Data extract »
____

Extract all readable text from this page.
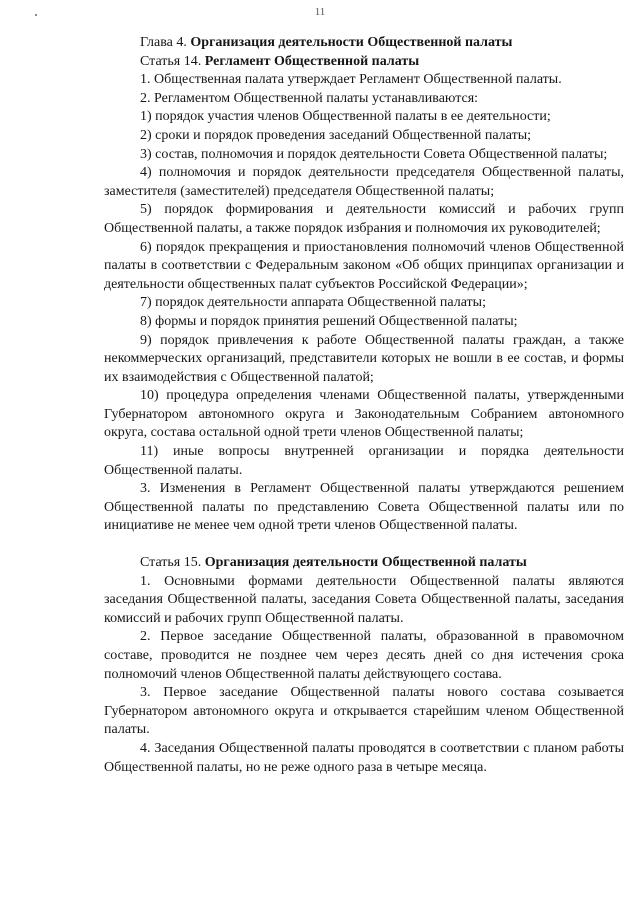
11

Глава 4. Организация деятельности Общественной палаты

Статья 14. Регламент Общественной палаты

1. Общественная палата утверждает Регламент Общественной палаты.

2. Регламентом Общественной палаты устанавливаются:

1) порядок участия членов Общественной палаты в ее деятельности;

2) сроки и порядок проведения заседаний Общественной палаты;

3) состав, полномочия и порядок деятельности Совета Общественной палаты;

4) полномочия и порядок деятельности председателя Общественной палаты, заместителя (заместителей) председателя Общественной палаты;

5) порядок формирования и деятельности комиссий и рабочих групп Общественной палаты, а также порядок избрания и полномочия их руководителей;

6) порядок прекращения и приостановления полномочий членов Общественной палаты в соответствии с Федеральным законом «Об общих принципах организации и деятельности общественных палат субъектов Российской Федерации»;

7) порядок деятельности аппарата Общественной палаты;

8) формы и порядок принятия решений Общественной палаты;

9) порядок привлечения к работе Общественной палаты граждан, а также некоммерческих организаций, представители которых не вошли в ее состав, и формы их взаимодействия с Общественной палатой;

10) процедура определения членами Общественной палаты, утвержденными Губернатором автономного округа и Законодательным Собранием автономного округа, состава остальной одной трети членов Общественной палаты;

11) иные вопросы внутренней организации и порядка деятельности Общественной палаты.

3. Изменения в Регламент Общественной палаты утверждаются решением Общественной палаты по представлению Совета Общественной палаты или по инициативе не менее чем одной трети членов Общественной палаты.

Статья 15. Организация деятельности Общественной палаты

1. Основными формами деятельности Общественной палаты являются заседания Общественной палаты, заседания Совета Общественной палаты, заседания комиссий и рабочих групп Общественной палаты.

2. Первое заседание Общественной палаты, образованной в правомочном составе, проводится не позднее чем через десять дней со дня истечения срока полномочий членов Общественной палаты действующего состава.

3. Первое заседание Общественной палаты нового состава созывается Губернатором автономного округа и открывается старейшим членом Общественной палаты.

4. Заседания Общественной палаты проводятся в соответствии с планом работы Общественной палаты, но не реже одного раза в четыре месяца.
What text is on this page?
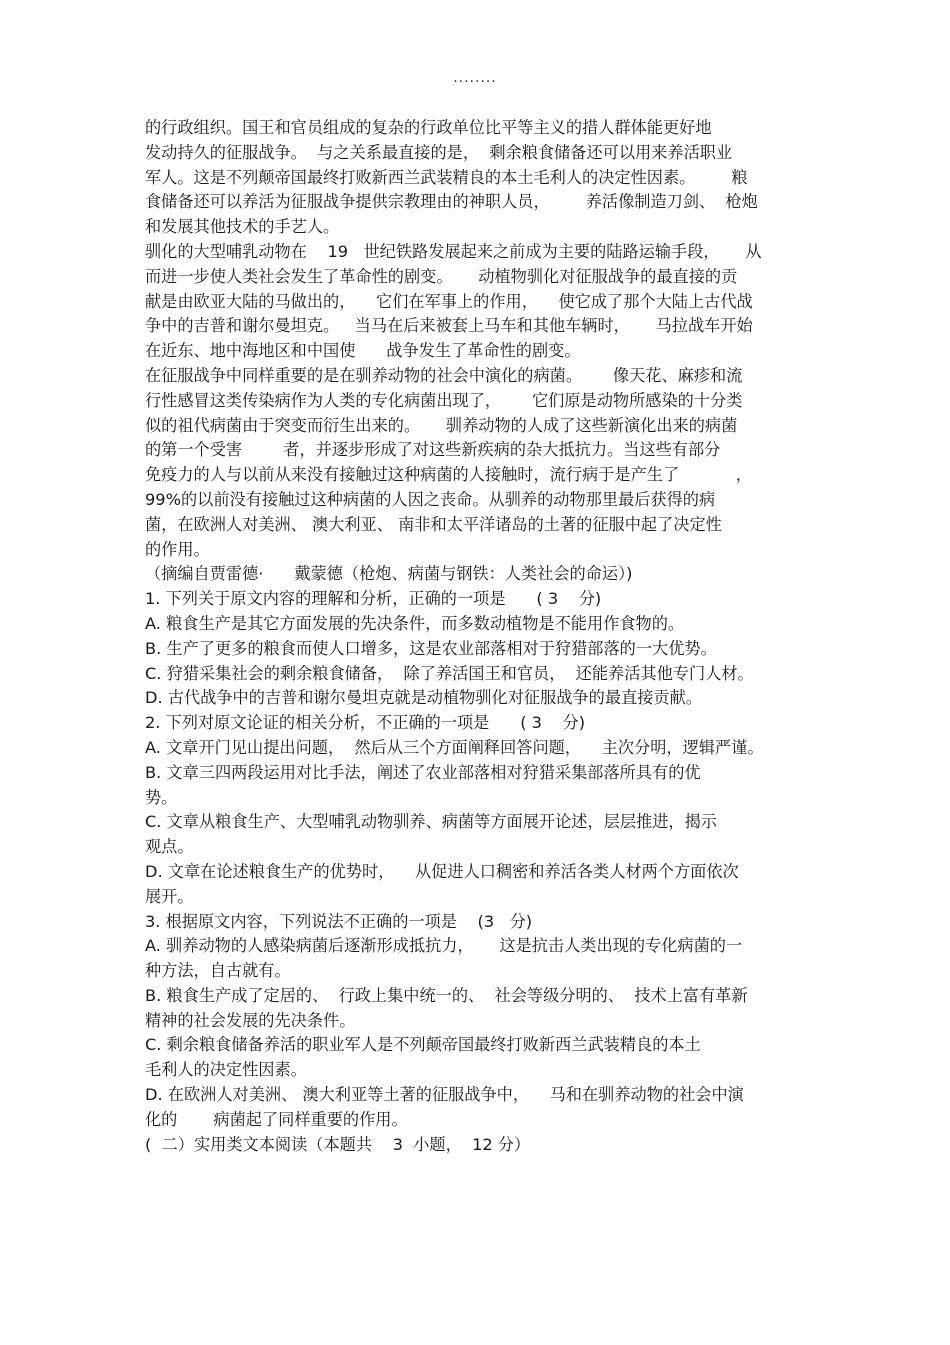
........
的行政组织。国王和官员组成的复杂的行政单位比平等主义的措人群体能更好地
发动持久的征服战争。  与之关系最直接的是，  剩余粮食储备还可以用来养活职业
军人。这是不列颠帝国最终打败新西兰武装精良的本土毛利人的决定性因素。       粮
食储备还可以养活为征服战争提供宗教理由的神职人员，       养活像制造刀剑、  枪炮
和发展其他技术的手艺人。
驯化的大型哺乳动物在    19   世纪铁路发展起来之前成为主要的陆路运输手段，     从
而进一步使人类社会发生了革命性的剧变。     动植物驯化对征服战争的最直接的贡
献是由欧亚大陆的马做出的，    它们在军事上的作用，    使它成了那个大陆上古代战
争中的吉普和谢尔曼坦克。   当马在后来被套上马车和其他车辆时，     马拉战车开始
在近东、地中海地区和中国使      战争发生了革命性的剧变。
在征服战争中同样重要的是在驯养动物的社会中演化的病菌。      像天花、麻疹和流
行性感冒这类传染病作为人类的专化病菌出现了，      它们原是动物所感染的十分类
似的祖代病菌由于突变而衍生出来的。     驯养动物的人成了这些新演化出来的病菌
的第一个受害        者，并逐步形成了对这些新疾病的杂大抵抗力。当这些有部分
免疫力的人与以前从来没有接触过这种病菌的人接触时，流行病于是产生了           ，
99%的以前没有接触过这种病菌的人因之丧命。从驯养的动物那里最后获得的病
菌，在欧洲人对美洲、 澳大利亚、 南非和太平洋诸岛的土著的征服中起了决定性
的作用。
（摘编自贾雷德·      戴蒙德（枪炮、病菌与钢铁：人类社会的命运）)
1. 下列关于原文内容的理解和分析，正确的一项是      ( 3    分)
A. 粮食生产是其它方面发展的先决条件，而多数动植物是不能用作食物的。
B. 生产了更多的粮食而使人口增多，这是农业部落相对于狩猎部落的一大优势。
C. 狩猎采集社会的剩余粮食储备，  除了养活国王和官员，  还能养活其他专门人材。
D. 古代战争中的吉普和谢尔曼坦克就是动植物驯化对征服战争的最直接贡献。
2. 下列对原文论证的相关分析，不正确的一项是      ( 3    分)
A. 文章开门见山提出问题，  然后从三个方面阐释回答问题，    主次分明，逻辑严谨。
B. 文章三四两段运用对比手法，阐述了农业部落相对狩猎采集部落所具有的优
势。
C. 文章从粮食生产、大型哺乳动物驯养、病菌等方面展开论述，层层推进，揭示
观点。
D. 文章在论述粮食生产的优势时，    从促进人口稠密和养活各类人材两个方面依次
展开。
3. 根据原文内容，下列说法不正确的一项是    (3   分)
A. 驯养动物的人感染病菌后逐渐形成抵抗力，     这是抗击人类出现的专化病菌的一
种方法，自古就有。
B. 粮食生产成了定居的、  行政上集中统一的、  社会等级分明的、  技术上富有革新
精神的社会发展的先决条件。
C. 剩余粮食储备养活的职业军人是不列颠帝国最终打败新西兰武装精良的本土
毛利人的决定性因素。
D. 在欧洲人对美洲、 澳大利亚等土著的征服战争中，    马和在驯养动物的社会中演
化的       病菌起了同样重要的作用。
(  二）实用类文本阅读（本题共    3  小题，  12 分）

____

Problem to solve »
Repeat verbatim the lines from the one holding "What text is on this page?" through the end of the listing above, both ends included, but not the pictures.

Solution below »
What text is on this page?
........
的行政组织。国王和官员组成的复杂的行政单位比平等主义的措人群体能更好地
发动持久的征服战争。  与之关系最直接的是，  剩余粮食储备还可以用来养活职业
军人。这是不列颠帝国最终打败新西兰武装精良的本土毛利人的决定性因素。       粮
食储备还可以养活为征服战争提供宗教理由的神职人员，       养活像制造刀剑、  枪炮
和发展其他技术的手艺人。
驯化的大型哺乳动物在    19   世纪铁路发展起来之前成为主要的陆路运输手段，     从
而进一步使人类社会发生了革命性的剧变。     动植物驯化对征服战争的最直接的贡
献是由欧亚大陆的马做出的，    它们在军事上的作用，    使它成了那个大陆上古代战
争中的吉普和谢尔曼坦克。   当马在后来被套上马车和其他车辆时，     马拉战车开始
在近东、地中海地区和中国使      战争发生了革命性的剧变。
在征服战争中同样重要的是在驯养动物的社会中演化的病菌。      像天花、麻疹和流
行性感冒这类传染病作为人类的专化病菌出现了，      它们原是动物所感染的十分类
似的祖代病菌由于突变而衍生出来的。     驯养动物的人成了这些新演化出来的病菌
的第一个受害        者，并逐步形成了对这些新疾病的杂大抵抗力。当这些有部分
免疫力的人与以前从来没有接触过这种病菌的人接触时，流行病于是产生了           ，
99%的以前没有接触过这种病菌的人因之丧命。从驯养的动物那里最后获得的病
菌，在欧洲人对美洲、 澳大利亚、 南非和太平洋诸岛的土著的征服中起了决定性
的作用。
（摘编自贾雷德·      戴蒙德（枪炮、病菌与钢铁：人类社会的命运）)
1. 下列关于原文内容的理解和分析，正确的一项是      ( 3    分)
A. 粮食生产是其它方面发展的先决条件，而多数动植物是不能用作食物的。
B. 生产了更多的粮食而使人口增多，这是农业部落相对于狩猎部落的一大优势。
C. 狩猎采集社会的剩余粮食储备，  除了养活国王和官员，  还能养活其他专门人材。
D. 古代战争中的吉普和谢尔曼坦克就是动植物驯化对征服战争的最直接贡献。
2. 下列对原文论证的相关分析，不正确的一项是      ( 3    分)
A. 文章开门见山提出问题，  然后从三个方面阐释回答问题，    主次分明，逻辑严谨。
B. 文章三四两段运用对比手法，阐述了农业部落相对狩猎采集部落所具有的优
势。
C. 文章从粮食生产、大型哺乳动物驯养、病菌等方面展开论述，层层推进，揭示
观点。
D. 文章在论述粮食生产的优势时，    从促进人口稠密和养活各类人材两个方面依次
展开。
3. 根据原文内容，下列说法不正确的一项是    (3   分)
A. 驯养动物的人感染病菌后逐渐形成抵抗力，     这是抗击人类出现的专化病菌的一
种方法，自古就有。
B. 粮食生产成了定居的、  行政上集中统一的、  社会等级分明的、  技术上富有革新
精神的社会发展的先决条件。
C. 剩余粮食储备养活的职业军人是不列颠帝国最终打败新西兰武装精良的本土
毛利人的决定性因素。
D. 在欧洲人对美洲、 澳大利亚等土著的征服战争中，    马和在驯养动物的社会中演
化的       病菌起了同样重要的作用。
(  二）实用类文本阅读（本题共    3  小题，  12 分）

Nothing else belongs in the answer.